## Begin Provided data
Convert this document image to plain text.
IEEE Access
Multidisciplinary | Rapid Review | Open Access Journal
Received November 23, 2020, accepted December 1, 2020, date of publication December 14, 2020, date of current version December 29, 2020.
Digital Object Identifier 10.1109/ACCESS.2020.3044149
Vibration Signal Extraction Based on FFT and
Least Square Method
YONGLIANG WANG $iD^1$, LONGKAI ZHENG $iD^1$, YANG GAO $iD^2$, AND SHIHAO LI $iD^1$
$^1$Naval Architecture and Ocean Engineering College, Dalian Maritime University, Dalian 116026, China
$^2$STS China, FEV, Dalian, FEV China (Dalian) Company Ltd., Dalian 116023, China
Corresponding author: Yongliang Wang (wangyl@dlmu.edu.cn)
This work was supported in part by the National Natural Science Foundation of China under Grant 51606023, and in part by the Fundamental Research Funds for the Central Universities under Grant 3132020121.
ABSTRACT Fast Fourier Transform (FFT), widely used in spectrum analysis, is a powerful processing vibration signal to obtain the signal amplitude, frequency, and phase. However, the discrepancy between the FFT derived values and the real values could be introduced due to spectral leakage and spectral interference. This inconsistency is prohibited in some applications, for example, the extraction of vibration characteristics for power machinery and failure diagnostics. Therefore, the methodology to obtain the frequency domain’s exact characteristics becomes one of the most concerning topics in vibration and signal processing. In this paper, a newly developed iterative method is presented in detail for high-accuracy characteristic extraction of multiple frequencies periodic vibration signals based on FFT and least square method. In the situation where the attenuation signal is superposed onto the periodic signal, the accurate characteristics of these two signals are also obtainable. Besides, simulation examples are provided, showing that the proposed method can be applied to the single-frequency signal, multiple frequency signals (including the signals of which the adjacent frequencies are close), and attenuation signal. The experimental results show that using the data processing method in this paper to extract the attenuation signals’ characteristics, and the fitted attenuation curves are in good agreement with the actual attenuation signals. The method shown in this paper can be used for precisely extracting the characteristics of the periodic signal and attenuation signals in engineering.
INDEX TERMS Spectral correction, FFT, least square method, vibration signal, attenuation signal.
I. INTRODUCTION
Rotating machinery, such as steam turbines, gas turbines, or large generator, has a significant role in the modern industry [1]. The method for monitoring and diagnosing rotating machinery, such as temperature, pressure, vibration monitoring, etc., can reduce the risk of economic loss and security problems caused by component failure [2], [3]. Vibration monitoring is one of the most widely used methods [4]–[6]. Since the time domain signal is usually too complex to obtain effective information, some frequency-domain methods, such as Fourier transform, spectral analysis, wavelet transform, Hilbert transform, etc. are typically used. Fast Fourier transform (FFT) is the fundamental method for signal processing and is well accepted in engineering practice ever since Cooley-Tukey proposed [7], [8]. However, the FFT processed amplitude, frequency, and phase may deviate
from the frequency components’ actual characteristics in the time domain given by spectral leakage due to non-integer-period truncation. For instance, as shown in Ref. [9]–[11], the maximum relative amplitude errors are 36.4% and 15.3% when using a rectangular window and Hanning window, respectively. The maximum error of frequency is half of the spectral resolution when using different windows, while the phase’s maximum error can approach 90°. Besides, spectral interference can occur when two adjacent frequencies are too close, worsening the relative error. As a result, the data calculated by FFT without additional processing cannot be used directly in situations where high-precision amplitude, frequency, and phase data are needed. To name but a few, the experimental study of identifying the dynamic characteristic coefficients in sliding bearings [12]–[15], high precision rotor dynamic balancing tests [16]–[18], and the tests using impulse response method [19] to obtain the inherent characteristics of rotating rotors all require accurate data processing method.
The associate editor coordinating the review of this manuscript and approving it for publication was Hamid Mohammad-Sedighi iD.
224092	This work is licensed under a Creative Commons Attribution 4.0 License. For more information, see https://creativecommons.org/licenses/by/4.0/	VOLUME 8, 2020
## End Provided data
> [Exercise aim]: For each line of the listing that holds the word "work", show that line.

> [Response]:
This work was supported in part by the National Natural Science Foundation of China under Grant 51606023, and in part by the Fundamental Research Funds for the Central Universities under Grant 3132020121.
224092	This work is licensed under a Creative Commons Attribution 4.0 License. For more information, see https://creativecommons.org/licenses/by/4.0/	VOLUME 8, 2020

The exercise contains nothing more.